EXERCISE GOAL: Locate all lines with the word "Google". Copy them.

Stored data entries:
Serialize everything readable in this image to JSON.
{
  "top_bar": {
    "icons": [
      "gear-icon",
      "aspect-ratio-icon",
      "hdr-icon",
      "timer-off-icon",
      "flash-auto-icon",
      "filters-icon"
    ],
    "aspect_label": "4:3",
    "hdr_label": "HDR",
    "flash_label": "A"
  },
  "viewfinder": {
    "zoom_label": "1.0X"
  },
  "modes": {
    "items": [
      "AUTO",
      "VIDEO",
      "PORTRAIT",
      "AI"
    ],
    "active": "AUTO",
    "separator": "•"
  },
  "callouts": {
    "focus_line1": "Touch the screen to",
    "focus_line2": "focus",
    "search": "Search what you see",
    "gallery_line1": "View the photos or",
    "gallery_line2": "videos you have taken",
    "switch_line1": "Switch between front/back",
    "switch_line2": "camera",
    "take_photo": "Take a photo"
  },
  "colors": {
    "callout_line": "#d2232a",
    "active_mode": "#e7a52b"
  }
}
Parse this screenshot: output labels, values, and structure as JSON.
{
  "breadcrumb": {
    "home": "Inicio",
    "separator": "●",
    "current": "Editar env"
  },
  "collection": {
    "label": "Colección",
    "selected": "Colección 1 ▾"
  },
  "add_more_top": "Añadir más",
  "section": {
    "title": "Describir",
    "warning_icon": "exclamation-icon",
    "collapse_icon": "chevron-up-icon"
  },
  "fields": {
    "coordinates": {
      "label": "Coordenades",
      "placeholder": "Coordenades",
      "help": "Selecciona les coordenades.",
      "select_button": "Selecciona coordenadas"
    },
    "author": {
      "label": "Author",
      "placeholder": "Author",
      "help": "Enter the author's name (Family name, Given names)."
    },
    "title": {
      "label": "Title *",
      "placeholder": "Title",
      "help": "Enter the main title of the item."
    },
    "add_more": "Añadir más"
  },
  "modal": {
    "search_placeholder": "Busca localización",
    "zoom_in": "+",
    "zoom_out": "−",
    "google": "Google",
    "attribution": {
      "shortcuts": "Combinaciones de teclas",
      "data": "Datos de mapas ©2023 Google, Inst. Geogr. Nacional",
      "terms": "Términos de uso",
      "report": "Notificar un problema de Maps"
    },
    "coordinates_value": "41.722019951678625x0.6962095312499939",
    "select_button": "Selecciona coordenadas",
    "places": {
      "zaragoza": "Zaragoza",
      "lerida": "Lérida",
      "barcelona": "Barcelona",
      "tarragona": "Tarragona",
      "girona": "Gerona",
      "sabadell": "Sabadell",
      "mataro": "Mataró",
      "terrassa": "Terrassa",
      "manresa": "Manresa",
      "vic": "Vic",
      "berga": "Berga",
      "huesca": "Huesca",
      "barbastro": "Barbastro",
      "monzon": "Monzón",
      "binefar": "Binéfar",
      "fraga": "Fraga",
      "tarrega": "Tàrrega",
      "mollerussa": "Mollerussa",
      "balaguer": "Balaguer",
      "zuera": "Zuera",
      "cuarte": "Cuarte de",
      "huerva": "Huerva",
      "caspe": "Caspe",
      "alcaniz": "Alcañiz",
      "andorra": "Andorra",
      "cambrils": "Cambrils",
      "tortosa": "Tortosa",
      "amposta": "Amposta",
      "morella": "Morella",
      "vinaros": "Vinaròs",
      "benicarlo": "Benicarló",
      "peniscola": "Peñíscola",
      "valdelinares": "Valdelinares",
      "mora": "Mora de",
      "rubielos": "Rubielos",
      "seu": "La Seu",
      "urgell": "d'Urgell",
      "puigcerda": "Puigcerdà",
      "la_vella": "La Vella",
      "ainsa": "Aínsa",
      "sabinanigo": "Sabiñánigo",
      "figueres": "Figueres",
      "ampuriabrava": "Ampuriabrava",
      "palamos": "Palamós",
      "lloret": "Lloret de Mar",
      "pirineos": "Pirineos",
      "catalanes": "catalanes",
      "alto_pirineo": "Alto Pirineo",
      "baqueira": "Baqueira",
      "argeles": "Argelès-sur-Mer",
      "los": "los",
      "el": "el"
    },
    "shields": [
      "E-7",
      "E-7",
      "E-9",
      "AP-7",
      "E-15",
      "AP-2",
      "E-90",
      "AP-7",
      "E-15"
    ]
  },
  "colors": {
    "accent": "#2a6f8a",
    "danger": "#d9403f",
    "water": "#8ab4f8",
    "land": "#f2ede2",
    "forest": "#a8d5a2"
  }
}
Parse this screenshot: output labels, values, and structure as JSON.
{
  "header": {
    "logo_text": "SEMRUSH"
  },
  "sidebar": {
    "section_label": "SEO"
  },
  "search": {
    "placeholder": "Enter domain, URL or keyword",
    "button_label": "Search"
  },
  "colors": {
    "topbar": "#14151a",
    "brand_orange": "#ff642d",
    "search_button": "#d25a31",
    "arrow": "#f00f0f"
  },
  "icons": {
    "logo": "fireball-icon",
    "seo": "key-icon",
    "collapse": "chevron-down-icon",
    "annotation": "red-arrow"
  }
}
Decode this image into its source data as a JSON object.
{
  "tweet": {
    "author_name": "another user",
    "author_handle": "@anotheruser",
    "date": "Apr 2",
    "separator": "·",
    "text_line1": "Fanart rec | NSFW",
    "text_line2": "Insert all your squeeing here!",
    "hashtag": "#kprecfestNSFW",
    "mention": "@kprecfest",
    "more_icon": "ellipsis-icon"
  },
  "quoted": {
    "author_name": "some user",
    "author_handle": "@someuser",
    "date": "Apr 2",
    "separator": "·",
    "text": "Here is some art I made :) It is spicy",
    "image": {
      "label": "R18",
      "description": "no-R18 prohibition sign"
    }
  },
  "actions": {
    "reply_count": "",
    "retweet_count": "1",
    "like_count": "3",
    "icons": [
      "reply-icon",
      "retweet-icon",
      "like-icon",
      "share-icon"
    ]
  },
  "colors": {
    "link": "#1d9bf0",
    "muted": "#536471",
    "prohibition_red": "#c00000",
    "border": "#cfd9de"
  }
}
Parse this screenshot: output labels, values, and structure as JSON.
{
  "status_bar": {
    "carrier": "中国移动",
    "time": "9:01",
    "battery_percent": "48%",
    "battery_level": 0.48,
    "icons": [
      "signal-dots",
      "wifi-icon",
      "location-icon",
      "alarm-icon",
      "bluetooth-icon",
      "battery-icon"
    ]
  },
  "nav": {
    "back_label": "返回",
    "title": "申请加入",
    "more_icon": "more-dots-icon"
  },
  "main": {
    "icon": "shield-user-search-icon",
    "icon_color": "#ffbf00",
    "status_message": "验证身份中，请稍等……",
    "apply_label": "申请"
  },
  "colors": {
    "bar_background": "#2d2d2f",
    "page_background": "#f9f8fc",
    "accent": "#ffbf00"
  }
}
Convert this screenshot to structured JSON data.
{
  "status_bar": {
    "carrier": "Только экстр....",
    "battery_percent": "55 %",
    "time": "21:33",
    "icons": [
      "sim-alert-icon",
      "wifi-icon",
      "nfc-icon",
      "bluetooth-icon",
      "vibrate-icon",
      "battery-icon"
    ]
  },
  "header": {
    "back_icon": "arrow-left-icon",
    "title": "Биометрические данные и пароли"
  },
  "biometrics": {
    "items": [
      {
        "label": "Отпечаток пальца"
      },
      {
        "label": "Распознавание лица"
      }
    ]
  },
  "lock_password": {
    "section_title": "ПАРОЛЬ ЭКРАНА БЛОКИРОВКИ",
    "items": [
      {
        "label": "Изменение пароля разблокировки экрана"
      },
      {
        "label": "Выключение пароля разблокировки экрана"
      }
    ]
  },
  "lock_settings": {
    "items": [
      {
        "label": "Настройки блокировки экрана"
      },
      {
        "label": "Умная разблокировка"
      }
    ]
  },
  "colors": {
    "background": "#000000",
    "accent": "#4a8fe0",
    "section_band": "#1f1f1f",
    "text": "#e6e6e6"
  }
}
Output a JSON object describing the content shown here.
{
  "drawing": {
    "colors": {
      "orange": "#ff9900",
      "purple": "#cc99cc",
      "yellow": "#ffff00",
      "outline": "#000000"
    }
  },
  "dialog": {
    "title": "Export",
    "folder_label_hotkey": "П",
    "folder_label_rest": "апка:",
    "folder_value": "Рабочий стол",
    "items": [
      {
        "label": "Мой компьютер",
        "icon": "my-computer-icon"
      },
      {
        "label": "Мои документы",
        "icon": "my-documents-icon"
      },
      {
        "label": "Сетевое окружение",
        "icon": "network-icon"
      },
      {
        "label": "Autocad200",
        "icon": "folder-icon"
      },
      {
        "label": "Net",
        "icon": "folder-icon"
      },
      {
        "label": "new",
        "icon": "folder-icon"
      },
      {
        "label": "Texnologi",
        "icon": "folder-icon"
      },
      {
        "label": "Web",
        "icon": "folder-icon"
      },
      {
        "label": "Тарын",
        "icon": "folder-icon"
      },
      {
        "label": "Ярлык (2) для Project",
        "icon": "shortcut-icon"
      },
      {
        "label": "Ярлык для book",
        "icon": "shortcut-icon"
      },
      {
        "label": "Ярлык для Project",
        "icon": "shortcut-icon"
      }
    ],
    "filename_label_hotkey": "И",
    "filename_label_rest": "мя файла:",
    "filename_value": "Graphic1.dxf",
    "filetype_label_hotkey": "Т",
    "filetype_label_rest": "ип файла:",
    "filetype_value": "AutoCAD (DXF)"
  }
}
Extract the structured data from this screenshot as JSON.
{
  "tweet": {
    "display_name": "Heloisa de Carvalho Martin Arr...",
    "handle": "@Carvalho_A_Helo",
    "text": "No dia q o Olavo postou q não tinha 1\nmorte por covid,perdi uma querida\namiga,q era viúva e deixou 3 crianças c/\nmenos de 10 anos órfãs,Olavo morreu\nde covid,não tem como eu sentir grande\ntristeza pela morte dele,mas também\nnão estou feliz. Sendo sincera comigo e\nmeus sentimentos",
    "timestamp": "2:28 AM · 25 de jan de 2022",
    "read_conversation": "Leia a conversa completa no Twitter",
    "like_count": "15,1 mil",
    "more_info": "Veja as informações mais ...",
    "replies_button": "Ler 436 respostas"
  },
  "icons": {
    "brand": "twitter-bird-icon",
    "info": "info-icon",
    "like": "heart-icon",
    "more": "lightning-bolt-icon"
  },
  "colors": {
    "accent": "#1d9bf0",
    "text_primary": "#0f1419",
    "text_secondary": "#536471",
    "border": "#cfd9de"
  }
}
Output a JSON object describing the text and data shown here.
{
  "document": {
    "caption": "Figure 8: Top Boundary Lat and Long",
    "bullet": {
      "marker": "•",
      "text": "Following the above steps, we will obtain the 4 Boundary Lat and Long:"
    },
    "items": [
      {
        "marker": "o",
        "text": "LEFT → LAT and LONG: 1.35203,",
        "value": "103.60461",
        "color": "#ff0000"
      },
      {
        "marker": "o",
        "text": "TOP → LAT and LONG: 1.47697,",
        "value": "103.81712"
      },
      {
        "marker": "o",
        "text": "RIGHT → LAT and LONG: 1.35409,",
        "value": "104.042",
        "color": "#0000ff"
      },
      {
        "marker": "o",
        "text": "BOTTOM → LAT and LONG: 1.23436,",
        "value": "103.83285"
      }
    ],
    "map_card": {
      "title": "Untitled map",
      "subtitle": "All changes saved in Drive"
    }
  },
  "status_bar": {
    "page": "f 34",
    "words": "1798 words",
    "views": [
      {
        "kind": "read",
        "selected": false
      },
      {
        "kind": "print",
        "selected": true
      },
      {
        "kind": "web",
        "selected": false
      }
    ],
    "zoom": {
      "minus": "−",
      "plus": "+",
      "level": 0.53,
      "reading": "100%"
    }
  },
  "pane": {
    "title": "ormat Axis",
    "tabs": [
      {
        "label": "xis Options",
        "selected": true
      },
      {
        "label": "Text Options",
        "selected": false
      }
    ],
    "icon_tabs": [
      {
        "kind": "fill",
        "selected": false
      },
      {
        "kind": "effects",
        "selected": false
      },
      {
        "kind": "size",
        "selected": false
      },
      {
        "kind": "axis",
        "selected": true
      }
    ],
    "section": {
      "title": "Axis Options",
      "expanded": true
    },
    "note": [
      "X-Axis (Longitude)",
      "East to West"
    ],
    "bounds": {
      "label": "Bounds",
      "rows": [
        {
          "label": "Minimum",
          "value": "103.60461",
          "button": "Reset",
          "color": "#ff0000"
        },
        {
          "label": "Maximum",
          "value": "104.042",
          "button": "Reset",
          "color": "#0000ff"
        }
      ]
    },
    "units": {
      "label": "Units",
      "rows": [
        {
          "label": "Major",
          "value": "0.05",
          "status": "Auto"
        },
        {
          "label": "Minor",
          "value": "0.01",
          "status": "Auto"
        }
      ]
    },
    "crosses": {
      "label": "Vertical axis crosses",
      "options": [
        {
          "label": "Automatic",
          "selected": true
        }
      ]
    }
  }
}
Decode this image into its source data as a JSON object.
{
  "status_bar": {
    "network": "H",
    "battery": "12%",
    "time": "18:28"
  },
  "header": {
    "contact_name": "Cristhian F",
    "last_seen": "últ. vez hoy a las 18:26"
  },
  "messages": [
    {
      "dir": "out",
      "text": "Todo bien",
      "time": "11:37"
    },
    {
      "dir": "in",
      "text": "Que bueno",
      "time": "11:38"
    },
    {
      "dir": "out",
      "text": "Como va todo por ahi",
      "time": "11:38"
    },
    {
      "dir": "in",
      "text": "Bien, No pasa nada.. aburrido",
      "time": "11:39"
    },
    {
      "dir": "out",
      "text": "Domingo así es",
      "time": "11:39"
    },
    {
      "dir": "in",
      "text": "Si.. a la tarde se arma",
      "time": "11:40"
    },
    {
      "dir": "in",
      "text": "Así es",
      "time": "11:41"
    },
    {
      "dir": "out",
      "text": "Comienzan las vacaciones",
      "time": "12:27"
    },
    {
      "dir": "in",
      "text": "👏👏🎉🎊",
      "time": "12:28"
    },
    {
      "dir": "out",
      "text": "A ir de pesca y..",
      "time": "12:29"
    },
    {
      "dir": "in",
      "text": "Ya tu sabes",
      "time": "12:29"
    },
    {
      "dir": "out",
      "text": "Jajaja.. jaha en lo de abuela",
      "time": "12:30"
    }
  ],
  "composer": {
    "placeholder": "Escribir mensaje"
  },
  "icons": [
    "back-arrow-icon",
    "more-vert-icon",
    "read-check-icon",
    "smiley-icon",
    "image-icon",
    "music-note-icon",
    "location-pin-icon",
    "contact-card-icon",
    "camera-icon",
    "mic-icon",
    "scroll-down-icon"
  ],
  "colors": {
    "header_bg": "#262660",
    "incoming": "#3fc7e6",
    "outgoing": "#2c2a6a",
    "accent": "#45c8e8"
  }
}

CORRECT RESPONSE:
    "google": "Google",
      "data": "Datos de mapas ©2023 Google, Inst. Geogr. Nacional",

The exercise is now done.